WRITTEN PROBLEM:
Copy every line that mentions the word "color".

··· RECORDS SHOWN ···

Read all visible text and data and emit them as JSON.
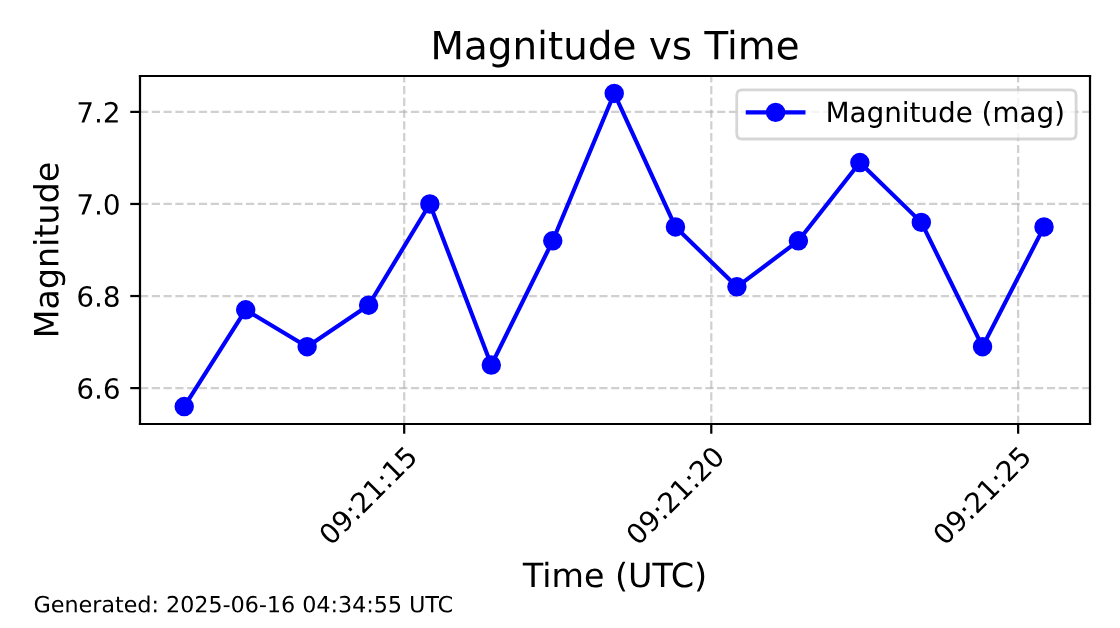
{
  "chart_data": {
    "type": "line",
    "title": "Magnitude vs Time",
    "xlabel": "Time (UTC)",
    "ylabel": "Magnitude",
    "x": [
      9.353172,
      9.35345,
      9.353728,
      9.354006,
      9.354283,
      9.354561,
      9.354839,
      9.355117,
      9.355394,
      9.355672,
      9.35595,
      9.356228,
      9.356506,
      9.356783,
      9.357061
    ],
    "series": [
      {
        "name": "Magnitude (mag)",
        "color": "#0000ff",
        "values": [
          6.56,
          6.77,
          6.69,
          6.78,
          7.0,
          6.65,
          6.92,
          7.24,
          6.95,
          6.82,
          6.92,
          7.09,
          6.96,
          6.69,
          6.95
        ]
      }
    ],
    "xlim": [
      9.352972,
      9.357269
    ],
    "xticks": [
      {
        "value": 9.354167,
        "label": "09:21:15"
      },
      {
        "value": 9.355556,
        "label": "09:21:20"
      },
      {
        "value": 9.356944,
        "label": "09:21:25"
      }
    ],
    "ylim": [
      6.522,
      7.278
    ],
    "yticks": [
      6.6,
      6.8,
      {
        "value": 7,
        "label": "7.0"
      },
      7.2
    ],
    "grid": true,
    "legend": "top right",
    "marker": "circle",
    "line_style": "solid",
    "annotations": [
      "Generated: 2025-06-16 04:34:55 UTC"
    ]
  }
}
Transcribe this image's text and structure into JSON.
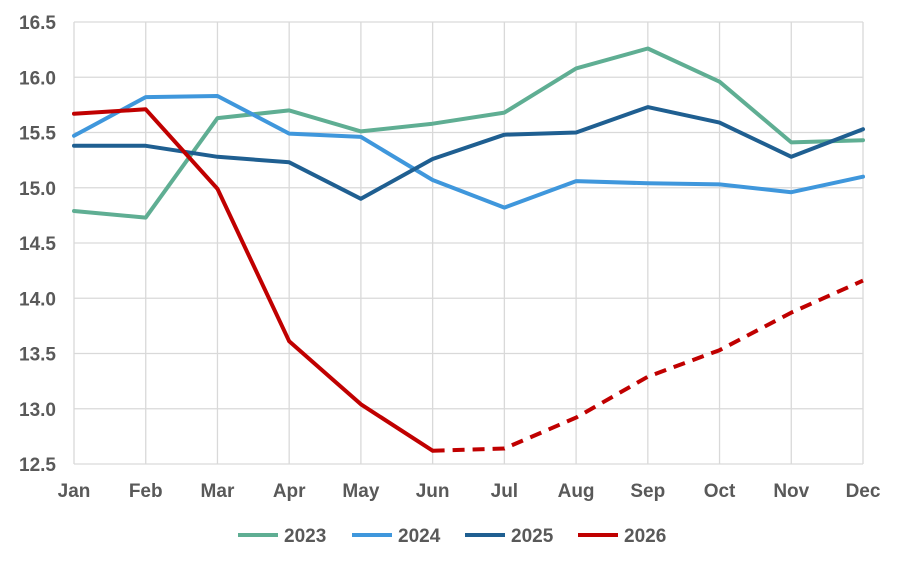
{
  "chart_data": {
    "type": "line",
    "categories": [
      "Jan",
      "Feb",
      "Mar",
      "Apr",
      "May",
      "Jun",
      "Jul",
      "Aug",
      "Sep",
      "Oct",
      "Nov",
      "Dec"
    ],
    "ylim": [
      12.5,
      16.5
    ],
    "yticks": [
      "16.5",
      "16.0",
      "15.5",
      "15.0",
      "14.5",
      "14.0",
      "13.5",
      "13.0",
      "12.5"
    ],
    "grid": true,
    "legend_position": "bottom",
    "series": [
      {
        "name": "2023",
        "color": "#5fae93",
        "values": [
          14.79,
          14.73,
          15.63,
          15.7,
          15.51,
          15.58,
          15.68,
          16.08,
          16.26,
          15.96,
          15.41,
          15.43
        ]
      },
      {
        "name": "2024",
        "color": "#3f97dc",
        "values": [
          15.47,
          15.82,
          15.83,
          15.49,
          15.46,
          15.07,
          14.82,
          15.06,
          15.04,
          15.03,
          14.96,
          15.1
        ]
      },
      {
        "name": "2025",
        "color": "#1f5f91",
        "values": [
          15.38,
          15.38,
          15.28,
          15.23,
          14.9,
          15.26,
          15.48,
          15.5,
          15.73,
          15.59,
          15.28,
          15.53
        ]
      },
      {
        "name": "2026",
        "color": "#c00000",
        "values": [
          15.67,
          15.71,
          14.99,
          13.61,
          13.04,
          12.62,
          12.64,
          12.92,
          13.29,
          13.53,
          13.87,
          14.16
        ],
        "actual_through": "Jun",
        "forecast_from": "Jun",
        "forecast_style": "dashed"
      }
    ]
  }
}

···

RESULT OF THE TASK:
        "color": "#0000ff",
        "color": "#5fae93",
        "color": "#3f97dc",
        "color": "#1f5f91",
        "color": "#c00000",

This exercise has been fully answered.